[BEGIN Supplied material]
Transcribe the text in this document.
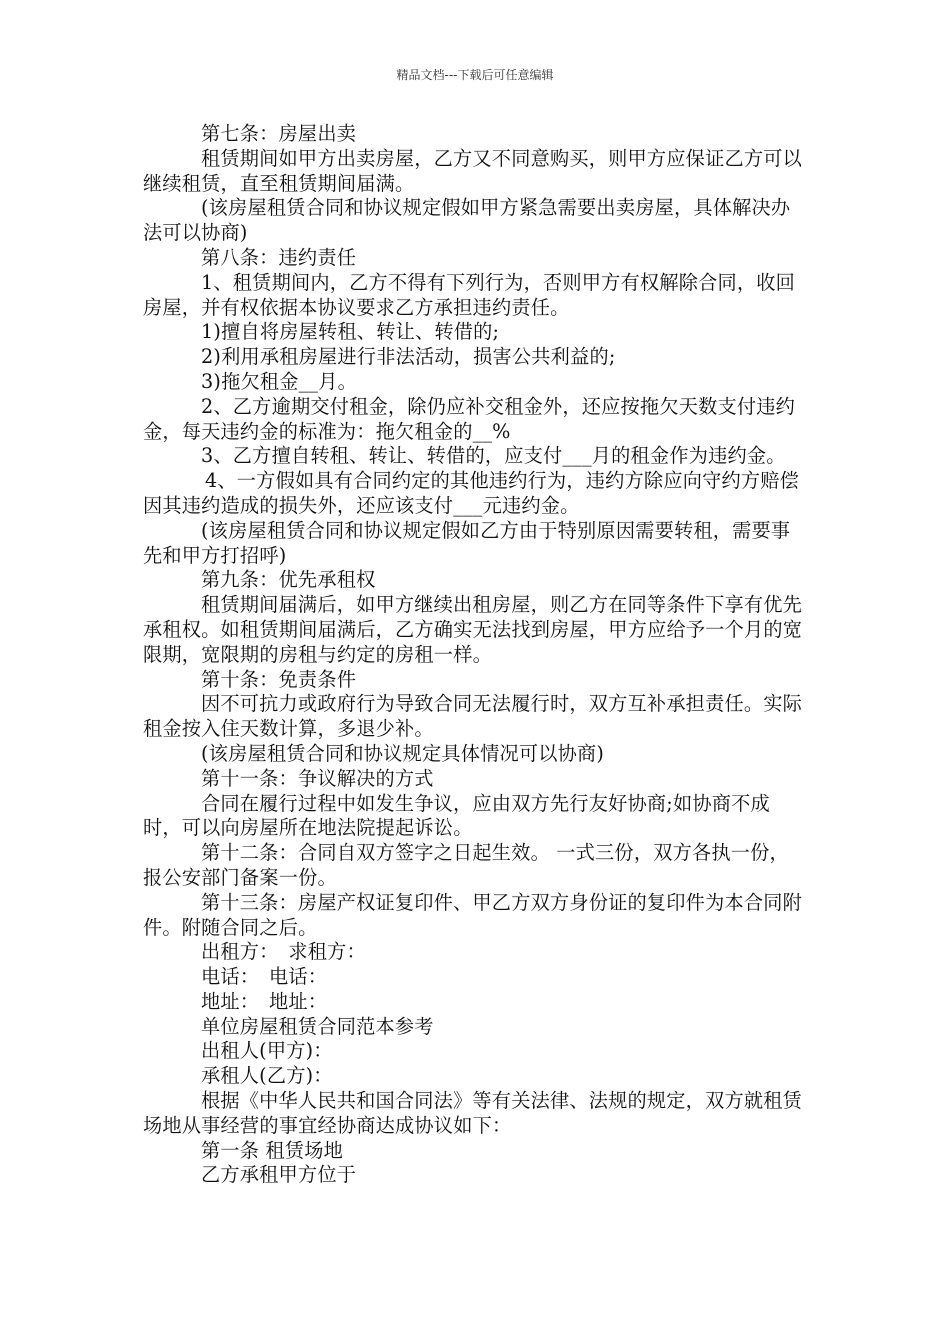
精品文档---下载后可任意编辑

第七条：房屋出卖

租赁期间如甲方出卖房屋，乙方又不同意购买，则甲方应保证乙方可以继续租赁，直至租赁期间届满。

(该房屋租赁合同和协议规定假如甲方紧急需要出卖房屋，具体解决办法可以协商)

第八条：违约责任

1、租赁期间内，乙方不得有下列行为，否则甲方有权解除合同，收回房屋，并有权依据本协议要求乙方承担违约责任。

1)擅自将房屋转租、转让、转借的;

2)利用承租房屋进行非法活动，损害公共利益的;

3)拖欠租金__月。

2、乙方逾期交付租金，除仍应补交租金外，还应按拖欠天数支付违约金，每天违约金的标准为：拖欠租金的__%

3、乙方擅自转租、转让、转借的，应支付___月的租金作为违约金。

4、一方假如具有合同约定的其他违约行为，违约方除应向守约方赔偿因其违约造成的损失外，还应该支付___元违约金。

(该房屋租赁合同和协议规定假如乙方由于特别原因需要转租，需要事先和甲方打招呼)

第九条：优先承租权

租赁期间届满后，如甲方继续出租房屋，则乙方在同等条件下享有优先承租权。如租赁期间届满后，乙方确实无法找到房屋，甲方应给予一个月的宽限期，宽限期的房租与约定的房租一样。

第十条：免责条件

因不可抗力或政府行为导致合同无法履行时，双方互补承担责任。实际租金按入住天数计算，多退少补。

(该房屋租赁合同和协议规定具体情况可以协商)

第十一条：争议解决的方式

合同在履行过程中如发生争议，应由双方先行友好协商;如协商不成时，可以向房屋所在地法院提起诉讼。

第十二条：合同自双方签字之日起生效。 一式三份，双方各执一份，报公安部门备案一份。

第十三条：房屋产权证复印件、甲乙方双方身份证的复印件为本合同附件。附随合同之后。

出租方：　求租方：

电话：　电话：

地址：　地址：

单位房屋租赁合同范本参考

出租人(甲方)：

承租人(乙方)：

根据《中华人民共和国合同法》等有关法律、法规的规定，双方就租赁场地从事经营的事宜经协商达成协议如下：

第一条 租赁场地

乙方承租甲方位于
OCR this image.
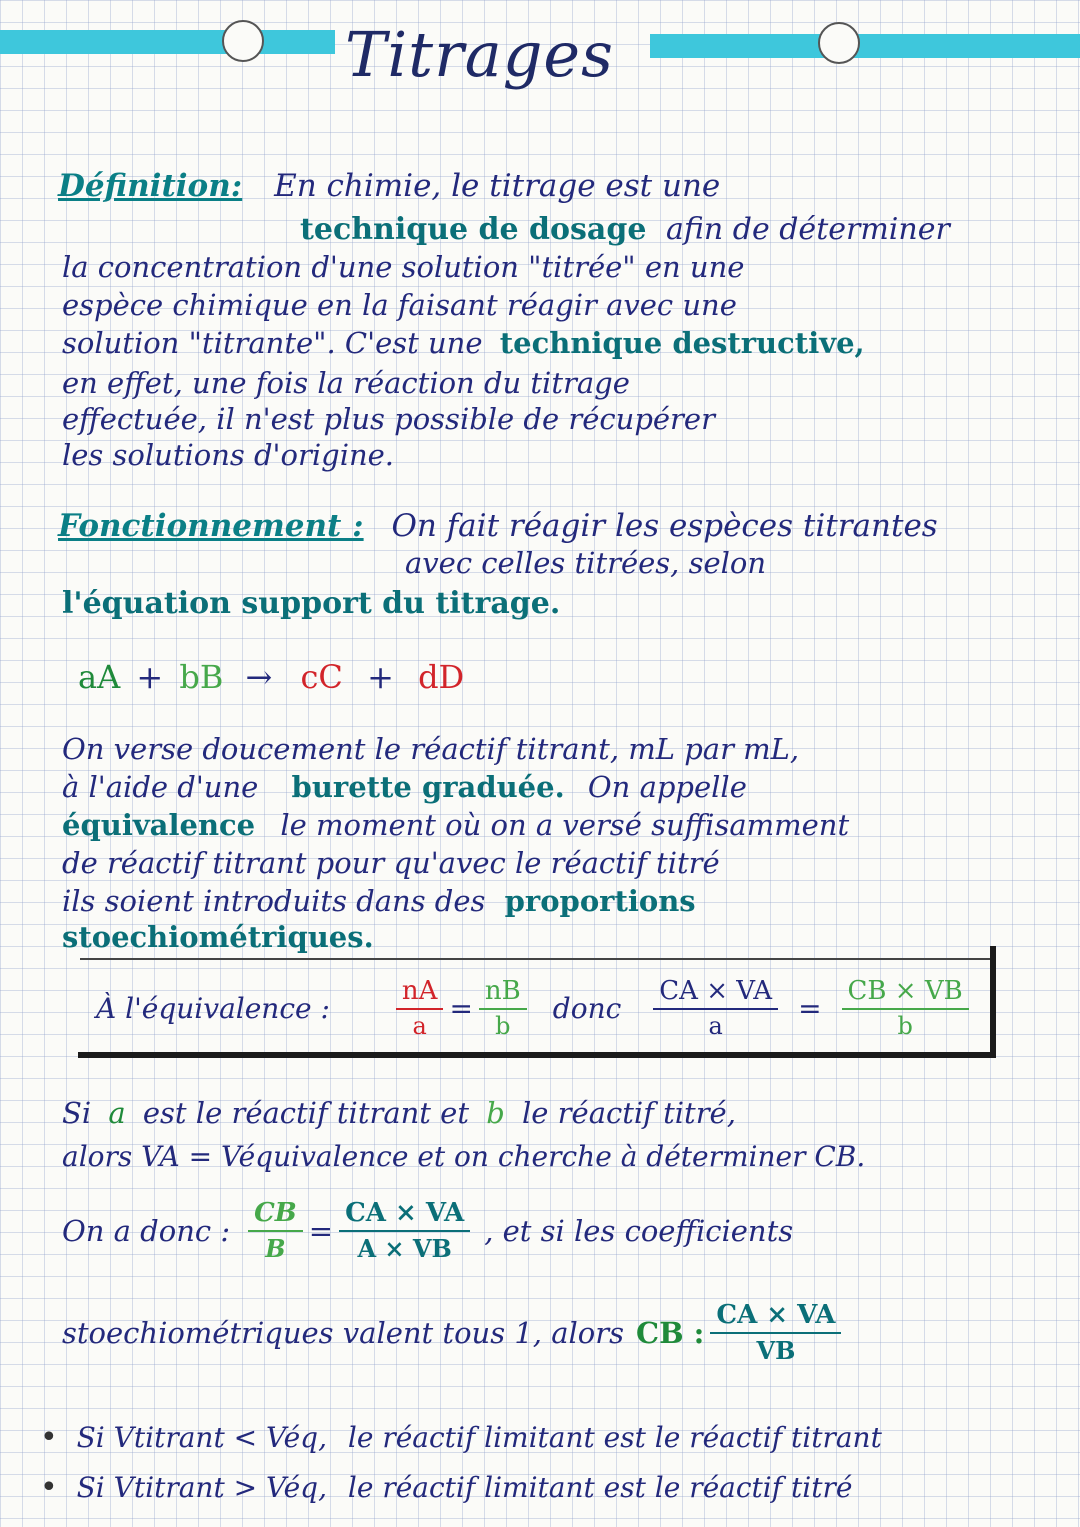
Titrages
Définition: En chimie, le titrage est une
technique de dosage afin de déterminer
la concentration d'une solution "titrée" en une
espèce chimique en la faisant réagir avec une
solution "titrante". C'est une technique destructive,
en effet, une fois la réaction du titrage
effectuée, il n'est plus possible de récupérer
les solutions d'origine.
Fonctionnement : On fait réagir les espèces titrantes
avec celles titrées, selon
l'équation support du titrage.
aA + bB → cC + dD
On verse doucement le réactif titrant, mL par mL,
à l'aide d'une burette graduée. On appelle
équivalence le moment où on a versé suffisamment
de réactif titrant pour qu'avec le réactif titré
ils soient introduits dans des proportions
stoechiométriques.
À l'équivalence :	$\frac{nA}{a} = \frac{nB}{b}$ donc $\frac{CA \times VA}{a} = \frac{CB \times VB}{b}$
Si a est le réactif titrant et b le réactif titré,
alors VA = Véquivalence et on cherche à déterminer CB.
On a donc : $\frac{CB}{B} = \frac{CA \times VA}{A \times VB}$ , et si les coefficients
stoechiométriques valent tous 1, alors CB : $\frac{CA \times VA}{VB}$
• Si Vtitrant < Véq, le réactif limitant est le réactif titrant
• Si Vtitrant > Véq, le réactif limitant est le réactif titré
[END Supplied material]
**Instruction**
Make an exact copy of the records shown above, without the pictures.

**Exercise result**
Transcribe the text in this document.
精品文档---下载后可任意编辑

第七条：房屋出卖

租赁期间如甲方出卖房屋，乙方又不同意购买，则甲方应保证乙方可以继续租赁，直至租赁期间届满。

(该房屋租赁合同和协议规定假如甲方紧急需要出卖房屋，具体解决办法可以协商)

第八条：违约责任

1、租赁期间内，乙方不得有下列行为，否则甲方有权解除合同，收回房屋，并有权依据本协议要求乙方承担违约责任。

1)擅自将房屋转租、转让、转借的;

2)利用承租房屋进行非法活动，损害公共利益的;

3)拖欠租金__月。

2、乙方逾期交付租金，除仍应补交租金外，还应按拖欠天数支付违约金，每天违约金的标准为：拖欠租金的__%

3、乙方擅自转租、转让、转借的，应支付___月的租金作为违约金。

4、一方假如具有合同约定的其他违约行为，违约方除应向守约方赔偿因其违约造成的损失外，还应该支付___元违约金。

(该房屋租赁合同和协议规定假如乙方由于特别原因需要转租，需要事先和甲方打招呼)

第九条：优先承租权

租赁期间届满后，如甲方继续出租房屋，则乙方在同等条件下享有优先承租权。如租赁期间届满后，乙方确实无法找到房屋，甲方应给予一个月的宽限期，宽限期的房租与约定的房租一样。

第十条：免责条件

因不可抗力或政府行为导致合同无法履行时，双方互补承担责任。实际租金按入住天数计算，多退少补。

(该房屋租赁合同和协议规定具体情况可以协商)

第十一条：争议解决的方式

合同在履行过程中如发生争议，应由双方先行友好协商;如协商不成时，可以向房屋所在地法院提起诉讼。

第十二条：合同自双方签字之日起生效。 一式三份，双方各执一份，报公安部门备案一份。

第十三条：房屋产权证复印件、甲乙方双方身份证的复印件为本合同附件。附随合同之后。

出租方：　求租方：

电话：　电话：

地址：　地址：

单位房屋租赁合同范本参考

出租人(甲方)：

承租人(乙方)：

根据《中华人民共和国合同法》等有关法律、法规的规定，双方就租赁场地从事经营的事宜经协商达成协议如下：

第一条 租赁场地

乙方承租甲方位于
OCR this image.
Titrages
Définition: En chimie, le titrage est une
technique de dosage afin de déterminer
la concentration d'une solution "titrée" en une
espèce chimique en la faisant réagir avec une
solution "titrante". C'est une technique destructive,
en effet, une fois la réaction du titrage
effectuée, il n'est plus possible de récupérer
les solutions d'origine.
Fonctionnement : On fait réagir les espèces titrantes
avec celles titrées, selon
l'équation support du titrage.
aA + bB → cC + dD
On verse doucement le réactif titrant, mL par mL,
à l'aide d'une burette graduée. On appelle
équivalence le moment où on a versé suffisamment
de réactif titrant pour qu'avec le réactif titré
ils soient introduits dans des proportions
stoechiométriques.
À l'équivalence :	$\frac{nA}{a} = \frac{nB}{b}$ donc $\frac{CA \times VA}{a} = \frac{CB \times VB}{b}$
Si a est le réactif titrant et b le réactif titré,
alors VA = Véquivalence et on cherche à déterminer CB.
On a donc : $\frac{CB}{B} = \frac{CA \times VA}{A \times VB}$ , et si les coefficients
stoechiométriques valent tous 1, alors CB : $\frac{CA \times VA}{VB}$
• Si Vtitrant < Véq, le réactif limitant est le réactif titrant
• Si Vtitrant > Véq, le réactif limitant est le réactif titré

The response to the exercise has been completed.